### AIM OF THE TASK
Repeat, line for line, the entries printed below.
>> START
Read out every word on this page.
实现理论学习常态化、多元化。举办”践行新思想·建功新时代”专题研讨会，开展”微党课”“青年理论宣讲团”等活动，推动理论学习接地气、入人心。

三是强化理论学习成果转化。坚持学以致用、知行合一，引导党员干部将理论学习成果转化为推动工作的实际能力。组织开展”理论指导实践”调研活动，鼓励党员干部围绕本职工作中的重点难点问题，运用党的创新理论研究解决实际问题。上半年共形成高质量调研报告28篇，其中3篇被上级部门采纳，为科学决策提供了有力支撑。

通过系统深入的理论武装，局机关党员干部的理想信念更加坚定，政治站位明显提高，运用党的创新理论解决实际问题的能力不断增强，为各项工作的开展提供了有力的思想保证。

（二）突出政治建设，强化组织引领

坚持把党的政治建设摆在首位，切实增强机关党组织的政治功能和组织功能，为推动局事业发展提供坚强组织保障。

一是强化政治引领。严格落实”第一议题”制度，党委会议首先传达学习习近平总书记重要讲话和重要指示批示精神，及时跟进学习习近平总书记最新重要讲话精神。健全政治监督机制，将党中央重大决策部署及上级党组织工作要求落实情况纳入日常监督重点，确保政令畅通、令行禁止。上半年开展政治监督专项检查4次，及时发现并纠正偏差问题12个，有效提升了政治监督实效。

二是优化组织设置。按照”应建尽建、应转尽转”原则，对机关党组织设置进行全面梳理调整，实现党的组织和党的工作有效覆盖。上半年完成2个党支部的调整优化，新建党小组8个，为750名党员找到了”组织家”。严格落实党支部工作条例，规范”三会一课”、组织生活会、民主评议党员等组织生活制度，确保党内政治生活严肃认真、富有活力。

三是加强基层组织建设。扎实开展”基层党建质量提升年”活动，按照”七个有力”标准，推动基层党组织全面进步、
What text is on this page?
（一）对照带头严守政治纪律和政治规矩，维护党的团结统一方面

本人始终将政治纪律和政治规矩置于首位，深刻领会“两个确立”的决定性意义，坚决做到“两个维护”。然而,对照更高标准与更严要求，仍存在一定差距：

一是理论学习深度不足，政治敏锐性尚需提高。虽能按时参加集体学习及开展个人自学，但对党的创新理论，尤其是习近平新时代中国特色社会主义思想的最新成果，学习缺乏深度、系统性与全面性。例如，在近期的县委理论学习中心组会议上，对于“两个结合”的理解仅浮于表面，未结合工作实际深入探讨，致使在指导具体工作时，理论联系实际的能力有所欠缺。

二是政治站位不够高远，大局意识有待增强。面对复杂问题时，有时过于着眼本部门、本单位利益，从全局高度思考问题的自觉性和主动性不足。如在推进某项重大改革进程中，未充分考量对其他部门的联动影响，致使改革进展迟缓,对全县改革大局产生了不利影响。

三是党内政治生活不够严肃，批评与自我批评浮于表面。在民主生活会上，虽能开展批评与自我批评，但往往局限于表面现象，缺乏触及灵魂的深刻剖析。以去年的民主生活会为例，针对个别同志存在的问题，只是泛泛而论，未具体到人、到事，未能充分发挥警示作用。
>> END
### RESULT BELOW
Read out every word on this page.
实现理论学习常态化、多元化。举办”践行新思想·建功新时代”专题研讨会，开展”微党课”“青年理论宣讲团”等活动，推动理论学习接地气、入人心。

三是强化理论学习成果转化。坚持学以致用、知行合一，引导党员干部将理论学习成果转化为推动工作的实际能力。组织开展”理论指导实践”调研活动，鼓励党员干部围绕本职工作中的重点难点问题，运用党的创新理论研究解决实际问题。上半年共形成高质量调研报告28篇，其中3篇被上级部门采纳，为科学决策提供了有力支撑。

通过系统深入的理论武装，局机关党员干部的理想信念更加坚定，政治站位明显提高，运用党的创新理论解决实际问题的能力不断增强，为各项工作的开展提供了有力的思想保证。

（二）突出政治建设，强化组织引领

坚持把党的政治建设摆在首位，切实增强机关党组织的政治功能和组织功能，为推动局事业发展提供坚强组织保障。

一是强化政治引领。严格落实”第一议题”制度，党委会议首先传达学习习近平总书记重要讲话和重要指示批示精神，及时跟进学习习近平总书记最新重要讲话精神。健全政治监督机制，将党中央重大决策部署及上级党组织工作要求落实情况纳入日常监督重点，确保政令畅通、令行禁止。上半年开展政治监督专项检查4次，及时发现并纠正偏差问题12个，有效提升了政治监督实效。

二是优化组织设置。按照”应建尽建、应转尽转”原则，对机关党组织设置进行全面梳理调整，实现党的组织和党的工作有效覆盖。上半年完成2个党支部的调整优化，新建党小组8个，为750名党员找到了”组织家”。严格落实党支部工作条例，规范”三会一课”、组织生活会、民主评议党员等组织生活制度，确保党内政治生活严肃认真、富有活力。

三是加强基层组织建设。扎实开展”基层党建质量提升年”活动，按照”七个有力”标准，推动基层党组织全面进步、
What text is on this page?
（一）对照带头严守政治纪律和政治规矩，维护党的团结统一方面

本人始终将政治纪律和政治规矩置于首位，深刻领会“两个确立”的决定性意义，坚决做到“两个维护”。然而,对照更高标准与更严要求，仍存在一定差距：

一是理论学习深度不足，政治敏锐性尚需提高。虽能按时参加集体学习及开展个人自学，但对党的创新理论，尤其是习近平新时代中国特色社会主义思想的最新成果，学习缺乏深度、系统性与全面性。例如，在近期的县委理论学习中心组会议上，对于“两个结合”的理解仅浮于表面，未结合工作实际深入探讨，致使在指导具体工作时，理论联系实际的能力有所欠缺。

二是政治站位不够高远，大局意识有待增强。面对复杂问题时，有时过于着眼本部门、本单位利益，从全局高度思考问题的自觉性和主动性不足。如在推进某项重大改革进程中，未充分考量对其他部门的联动影响，致使改革进展迟缓,对全县改革大局产生了不利影响。

三是党内政治生活不够严肃，批评与自我批评浮于表面。在民主生活会上，虽能开展批评与自我批评，但往往局限于表面现象，缺乏触及灵魂的深刻剖析。以去年的民主生活会为例，针对个别同志存在的问题，只是泛泛而论，未具体到人、到事，未能充分发挥警示作用。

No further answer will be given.